--- DATA FOR THE TASK Enclosed Below ---

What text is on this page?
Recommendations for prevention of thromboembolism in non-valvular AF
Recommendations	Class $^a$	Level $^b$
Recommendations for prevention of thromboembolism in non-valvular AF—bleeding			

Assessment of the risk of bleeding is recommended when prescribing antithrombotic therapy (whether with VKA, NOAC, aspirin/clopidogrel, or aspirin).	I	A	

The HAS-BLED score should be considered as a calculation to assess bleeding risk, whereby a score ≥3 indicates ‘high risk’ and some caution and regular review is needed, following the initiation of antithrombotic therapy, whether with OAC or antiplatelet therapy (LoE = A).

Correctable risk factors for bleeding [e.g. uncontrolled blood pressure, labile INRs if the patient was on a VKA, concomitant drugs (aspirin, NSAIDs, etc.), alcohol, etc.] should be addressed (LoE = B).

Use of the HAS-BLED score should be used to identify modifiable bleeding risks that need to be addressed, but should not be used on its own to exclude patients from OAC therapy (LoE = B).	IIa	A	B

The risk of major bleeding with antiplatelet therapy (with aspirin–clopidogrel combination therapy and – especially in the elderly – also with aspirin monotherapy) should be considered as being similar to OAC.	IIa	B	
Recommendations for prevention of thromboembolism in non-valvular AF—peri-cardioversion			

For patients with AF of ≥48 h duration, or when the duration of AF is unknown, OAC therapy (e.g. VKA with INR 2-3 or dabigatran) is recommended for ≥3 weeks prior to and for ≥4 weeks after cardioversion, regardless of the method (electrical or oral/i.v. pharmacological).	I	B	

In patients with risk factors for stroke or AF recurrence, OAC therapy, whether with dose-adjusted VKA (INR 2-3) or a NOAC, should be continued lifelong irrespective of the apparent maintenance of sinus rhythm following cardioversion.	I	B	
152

--- End of Enclosed DATA FOR THE TASK ---

- EXERCISE OBJECTIVE: Please determine how many lines in the entries contain the word "thromboembolism" and reply with that figure alone.

- FINAL ANSWER: 3